Given task => Only the lines from the one containing "Give me a plain-text" to the end of the material are to be copied, exactly and in full; images stay out.

start

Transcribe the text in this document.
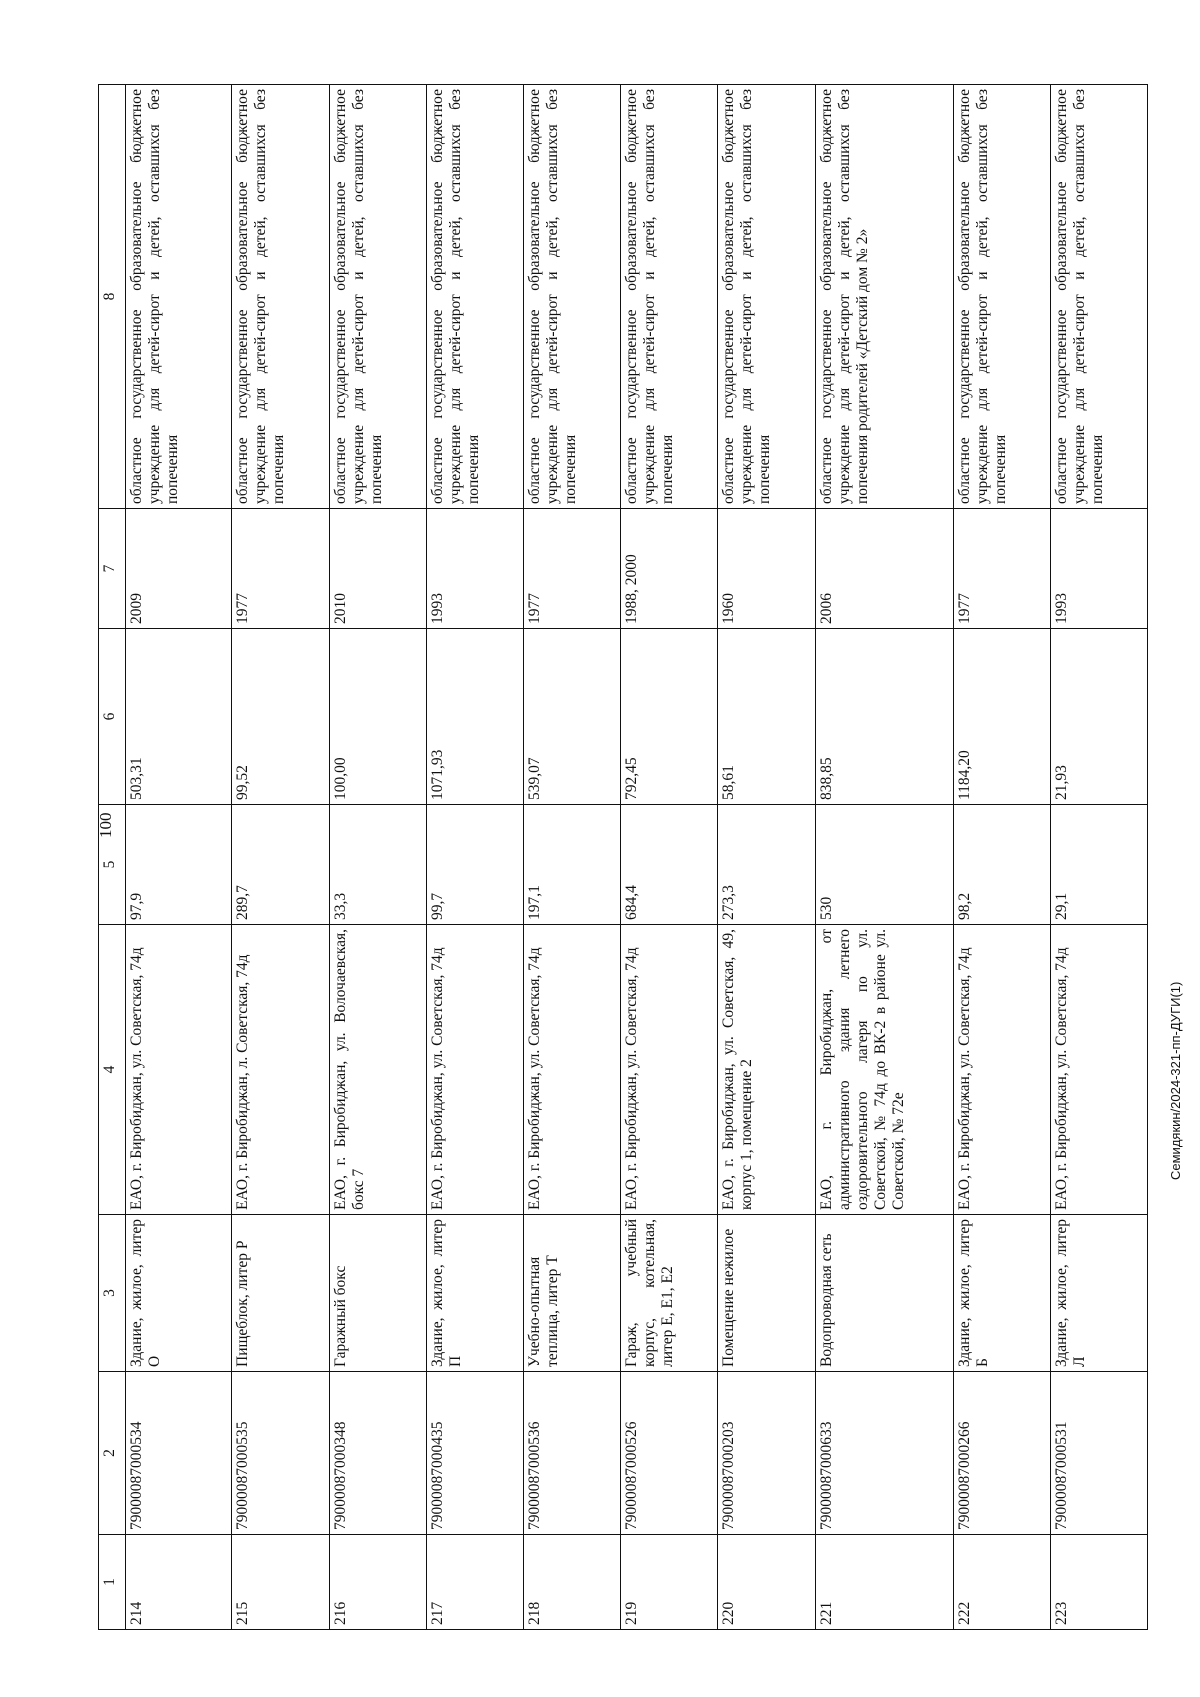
100
1	2	3	4	5	6	7	8
214	79000087000534	Здание, жилое, литер О	ЕАО, г. Биробиджан, ул. Советская, 74д	97,9	503,31	2009	областное государственное образовательное бюджетное учреждение для детей-сирот и детей, оставшихся без попечения
215	79000087000535	Пищеблок, литер Р	ЕАО, г. Биробиджан, л. Советская, 74д	289,7	99,52	1977	областное государственное образовательное бюджетное учреждение для детей-сирот и детей, оставшихся без попечения
216	79000087000348	Гаражный бокс	ЕАО, г. Биробиджан, ул. Волочаевская, бокс 7	33,3	100,00	2010	областное государственное образовательное бюджетное учреждение для детей-сирот и детей, оставшихся без попечения
217	79000087000435	Здание, жилое, литер П	ЕАО, г. Биробиджан, ул. Советская, 74д	99,7	1071,93	1993	областное государственное образовательное бюджетное учреждение для детей-сирот и детей, оставшихся без попечения
218	79000087000536	Учебно-опытная теплица, литер Т	ЕАО, г. Биробиджан, ул. Советская, 74д	197,1	539,07	1977	областное государственное образовательное бюджетное учреждение для детей-сирот и детей, оставшихся без попечения
219	79000087000526	Гараж, учебный корпус, котельная, литер Е, Е1, Е2	ЕАО, г. Биробиджан, ул. Советская, 74д	684,4	792,45	1988, 2000	областное государственное образовательное бюджетное учреждение для детей-сирот и детей, оставшихся без попечения
220	79000087000203	Помещение нежилое	ЕАО, г. Биробиджан, ул. Советская, 49, корпус 1, помещение 2	273,3	58,61	1960	областное государственное образовательное бюджетное учреждение для детей-сирот и детей, оставшихся без попечения
221	79000087000633	Водопроводная сеть	ЕАО, г. Биробиджан, от административного здания летнего оздоровительного лагеря по ул. Советской, № 74д до ВК-2 в районе ул. Советской, № 72е	530	838,85	2006	областное государственное образовательное бюджетное учреждение для детей-сирот и детей, оставшихся без попечения родителей «Детский дом № 2»
222	79000087000266	Здание, жилое, литер Б	ЕАО, г. Биробиджан, ул. Советская, 74д	98,2	1184,20	1977	областное государственное образовательное бюджетное учреждение для детей-сирот и детей, оставшихся без попечения
223	79000087000531	Здание, жилое, литер Л	ЕАО, г. Биробиджан, ул. Советская, 74д	29,1	21,93	1993	областное государственное образовательное бюджетное учреждение для детей-сирот и детей, оставшихся без попечения
Семидякин/2024-321-пп-ДУГИ(1)
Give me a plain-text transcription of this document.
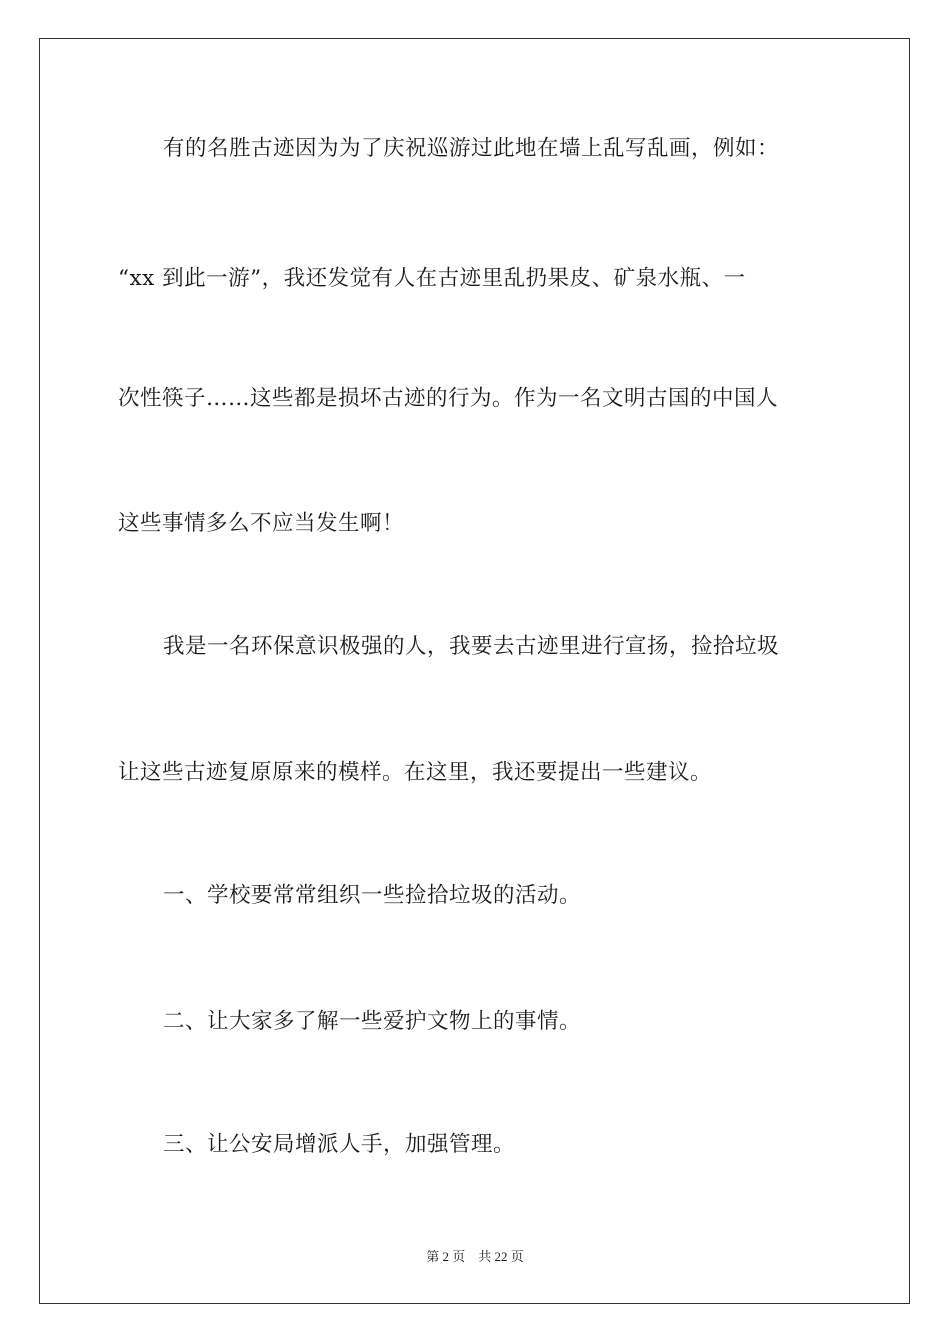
有的名胜古迹因为为了庆祝巡游过此地在墙上乱写乱画，例如：
“xx 到此一游”，我还发觉有人在古迹里乱扔果皮、矿泉水瓶、一
次性筷子……这些都是损坏古迹的行为。作为一名文明古国的中国人
这些事情多么不应当发生啊！
我是一名环保意识极强的人，我要去古迹里进行宣扬，捡拾垃圾
让这些古迹复原原来的模样。在这里，我还要提出一些建议。
一、学校要常常组织一些捡拾垃圾的活动。
二、让大家多了解一些爱护文物上的事情。
三、让公安局增派人手，加强管理。
第 2 页　共 22 页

end

Response to this exercise =>
Give me a plain-text transcription of this document.
有的名胜古迹因为为了庆祝巡游过此地在墙上乱写乱画，例如：
“xx 到此一游”，我还发觉有人在古迹里乱扔果皮、矿泉水瓶、一
次性筷子……这些都是损坏古迹的行为。作为一名文明古国的中国人
这些事情多么不应当发生啊！
我是一名环保意识极强的人，我要去古迹里进行宣扬，捡拾垃圾
让这些古迹复原原来的模样。在这里，我还要提出一些建议。
一、学校要常常组织一些捡拾垃圾的活动。
二、让大家多了解一些爱护文物上的事情。
三、让公安局增派人手，加强管理。
第 2 页　共 22 页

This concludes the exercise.